#### Artikel ####

In der Sekundarstufe 2 können sich die Schülerinnen und Schüler diese Erkenntnis selbst erarbeiten, indem sie einfache empirische Untersuchungen durchführen und Korrelationen und Regressionen für selbst erhobene Daten berechnen und interpretieren.

Tipps

  • Die Basis, um eigene Untersuchungen anzustellen, liefern quantifizierbare Erfahrungen aus dem Alltag der Lernenden: Taschengeldhöhe, Stunden Sport in der Woche, zu Fuß zurückgelegte Strecke pro Tag, Lernaufwand, Sportergebnisse, Anzahl der Geschwister ... Was fällt den Schülerinnen und Schülern noch ein?
  • Ein spielerischer Ansatz hilft, die Methode der kleinsten Quadrate zu verstehen: Wie könnte die lineare Regression im Koordinatensystem verlaufen? Wie verändert sich die Summe der Fehlerquadrate, wenn man Steigung oder Abszisse verändert?
  • Welche Voraussagen lassen sich aus den Regressionen ableiten? Lassen sie sich empirisch überprüfen?
  • Auch die Theoriebildung bekommt Raum: Wie kommt es, dass zwei bestimmte Variablen zusammenhängen? Könnte der Zusammenhang auf Ursache und Wirkung hindeuten?

Anregungen für Statistik in Alltagsfragen

  • Unter dem Titel „Achtung Statistik“ bloggen zwei Statistiker in einer wöchentlichen Kolumne über aktuelle Statistiken und den Umgang damit.
  • Auch Produkttests benötigen statistische Berechnungen. Inspiration und Ansporn für solche Tests liefert die Website des Wettbewerbs „Jugend testet“ der Stiftung Warentest
  • Materialien und Hintergründe zur Leitidee „Daten und Zufall“ haben die Mathematikdidaktiker Andreas Eichler und Markus Vogel zusammengestellt

Datenquellen zu aktuellen gesellschaftlichen Themen

Frischen Wind in den Stochastikunterricht bringt auch die Open-Data-Bewegung: Seit etwa einem Jahrzehnt mehren sich Stimmen in der Gesellschaft, die im Sinne der Transparenz offen verfügbare Daten fordern. Deshalb bieten zum Beispiel die Statistikämter von Bund und Ländern eine Fülle an Datentabellen zum Download an – etwa Wahlergebnisse, Einwohnererhebungen oder Bildungsstatistiken. Auch internationale Organisationen und Statistikbehörden stellen immer häufiger Rohdaten zur Verfügung – nie war es so einfach wie heute, im Unterricht „echte“ Daten einzubeziehen.

#### Zu bearbeitende Zeilen ####

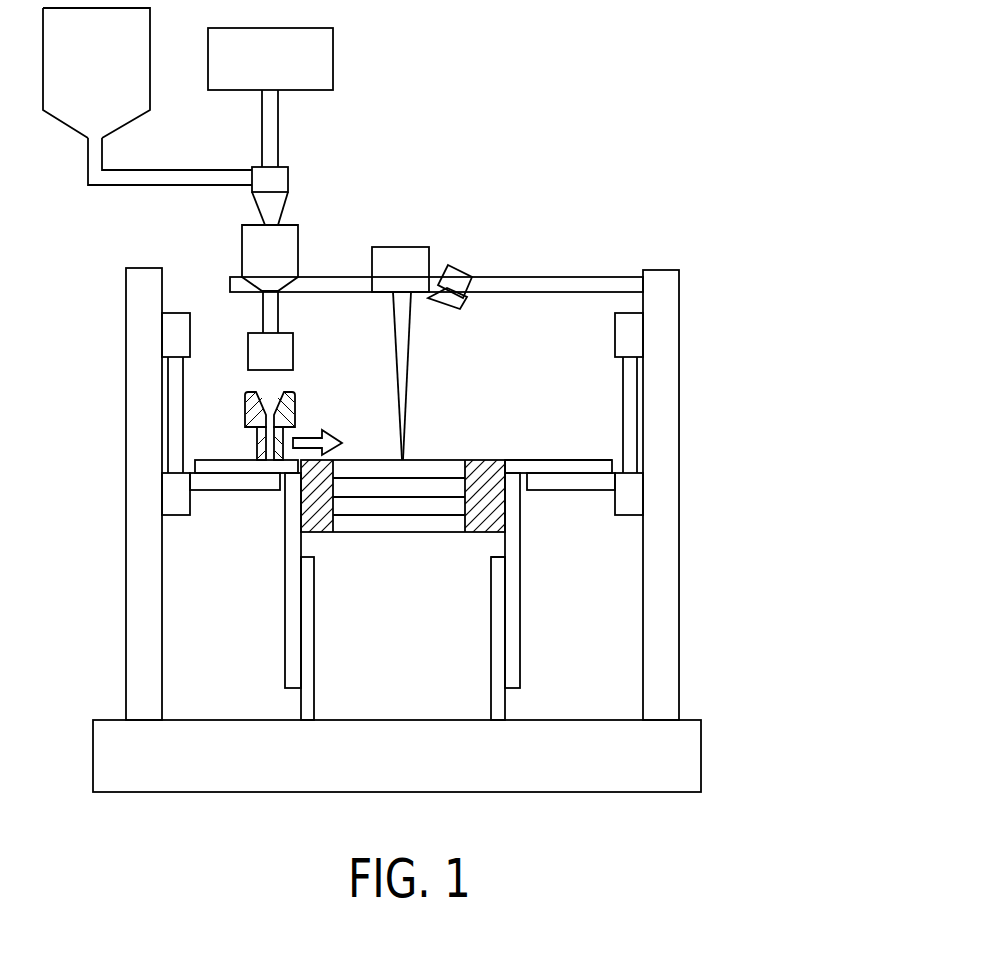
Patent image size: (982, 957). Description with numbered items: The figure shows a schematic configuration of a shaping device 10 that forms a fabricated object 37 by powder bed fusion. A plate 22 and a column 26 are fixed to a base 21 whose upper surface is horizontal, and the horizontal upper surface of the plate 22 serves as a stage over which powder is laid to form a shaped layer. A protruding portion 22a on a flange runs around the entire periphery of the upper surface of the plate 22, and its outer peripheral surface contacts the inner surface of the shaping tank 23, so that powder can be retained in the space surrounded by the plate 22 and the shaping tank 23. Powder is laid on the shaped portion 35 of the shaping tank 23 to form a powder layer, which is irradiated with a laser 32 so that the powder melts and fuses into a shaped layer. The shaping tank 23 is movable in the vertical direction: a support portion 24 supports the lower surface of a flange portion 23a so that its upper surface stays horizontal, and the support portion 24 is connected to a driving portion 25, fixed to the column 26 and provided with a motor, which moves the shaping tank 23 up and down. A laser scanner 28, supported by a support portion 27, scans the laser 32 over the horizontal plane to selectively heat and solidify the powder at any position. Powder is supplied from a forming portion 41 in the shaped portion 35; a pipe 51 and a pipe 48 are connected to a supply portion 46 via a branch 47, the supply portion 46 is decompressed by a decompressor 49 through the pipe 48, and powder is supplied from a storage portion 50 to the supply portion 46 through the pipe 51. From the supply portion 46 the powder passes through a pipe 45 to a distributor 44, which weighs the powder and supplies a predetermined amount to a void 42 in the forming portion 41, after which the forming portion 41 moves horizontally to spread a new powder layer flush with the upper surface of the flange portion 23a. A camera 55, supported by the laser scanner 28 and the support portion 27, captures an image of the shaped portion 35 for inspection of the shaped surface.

The shaping device 10 is at (622, 110).
The base 21 is at (752, 745).
The plate 22 is at (540, 702).
The protruding portion 22a is at (545, 590).
The shaping tank 23 is at (285, 632).
The flange portion 23a is at (568, 460).
The support portion 24 is at (237, 540).
The driving portion 25 is at (167, 415).
The column 26 is at (126, 566).
The support portion 27 is at (518, 275).
The laser scanner 28 is at (400, 247).
The laser 32 is at (460, 340).
The shaped portion 35 is at (436, 439).
The fabricated object 37 is at (422, 578).
The forming portion 41 is at (316, 403).
The void 42 is at (260, 390).
The distributor 44 is at (345, 350).
The pipe 45 is at (328, 314).
The supply portion 46 is at (270, 258).
The branch 47 is at (338, 183).
The pipe 48 is at (335, 122).
The decompressor 49 is at (270, 59).
The storage portion 50 is at (96, 73).
The pipe 51 is at (178, 167).
The camera 55 is at (455, 265).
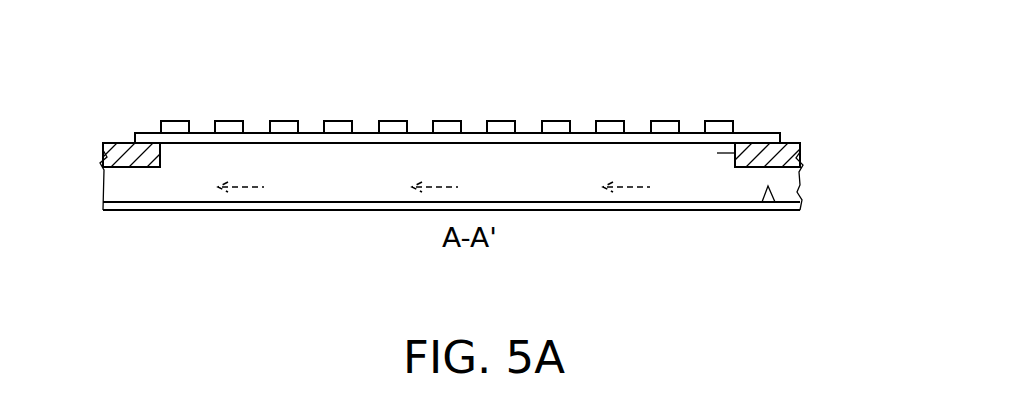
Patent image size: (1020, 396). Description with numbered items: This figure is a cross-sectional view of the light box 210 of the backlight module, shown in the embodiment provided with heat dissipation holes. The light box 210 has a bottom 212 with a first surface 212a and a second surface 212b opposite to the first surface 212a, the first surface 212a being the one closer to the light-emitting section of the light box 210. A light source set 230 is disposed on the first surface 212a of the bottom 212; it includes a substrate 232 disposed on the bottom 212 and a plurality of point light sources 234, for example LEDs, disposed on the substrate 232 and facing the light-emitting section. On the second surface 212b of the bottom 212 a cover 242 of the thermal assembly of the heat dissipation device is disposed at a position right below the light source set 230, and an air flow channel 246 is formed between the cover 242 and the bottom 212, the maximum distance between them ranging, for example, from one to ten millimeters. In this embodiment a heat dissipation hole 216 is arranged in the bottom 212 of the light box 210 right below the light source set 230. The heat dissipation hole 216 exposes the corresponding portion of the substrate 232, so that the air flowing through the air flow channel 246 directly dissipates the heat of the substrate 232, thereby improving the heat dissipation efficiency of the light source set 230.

The light box 210 is at (451, 176).
The bottom 212 is at (800, 158).
The first surface 212a is at (119, 134).
The second surface 212b is at (124, 177).
The heat dissipation hole 216 is at (733, 152).
The light source set 230 is at (437, 78).
The substrate 232 is at (152, 138).
The point light source 234 is at (180, 127).
The cover 242 is at (715, 205).
The air flow channel 246 is at (769, 200).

####

§ **Arbeitsaufträge**:
**A)** Gib den Abschnitt des Artikels über Statistik im Unterricht wortgetreu wieder, beginnend bei „In der Sekundarstufe“ und endend bei „berechnen und interpretieren.“.
**B)** Zitiere aus den Zeilen, nicht aus dem Artikel, genau die Zeilen beginnend mit der Zeile, die „Patent image size: (1020, 396).“ enthält, und endend mit der Zeile, die „The first surface 212a is at (119, 134).“ enthält. Beide Grenzzeilen sind eingeschlossen.

§ **Antworten**:
**A)**
In der Sekundarstufe 2 können sich die Schülerinnen und Schüler diese Erkenntnis selbst erarbeiten, indem sie einfache empirische Untersuchungen durchführen und Korrelationen und Regressionen für selbst erhobene Daten berechnen und interpretieren.

**B)**
Patent image size: (1020, 396). Description with numbered items: This figure is a cross-sectional view of the light box 210 of the backlight module, shown in the embodiment provided with heat dissipation holes. The light box 210 has a bottom 212 with a first surface 212a and a second surface 212b opposite to the first surface 212a, the first surface 212a being the one closer to the light-emitting section of the light box 210. A light source set 230 is disposed on the first surface 212a of the bottom 212; it includes a substrate 232 disposed on the bottom 212 and a plurality of point light sources 234, for example LEDs, disposed on the substrate 232 and facing the light-emitting section. On the second surface 212b of the bottom 212 a cover 242 of the thermal assembly of the heat dissipation device is disposed at a position right below the light source set 230, and an air flow channel 246 is formed between the cover 242 and the bottom 212, the maximum distance between them ranging, for example, from one to ten millimeters. In this embodiment a heat dissipation hole 216 is arranged in the bottom 212 of the light box 210 right below the light source set 230. The heat dissipation hole 216 exposes the corresponding portion of the substrate 232, so that the air flowing through the air flow channel 246 directly dissipates the heat of the substrate 232, thereby improving the heat dissipation efficiency of the light source set 230.

The light box 210 is at (451, 176).
The bottom 212 is at (800, 158).
The first surface 212a is at (119, 134).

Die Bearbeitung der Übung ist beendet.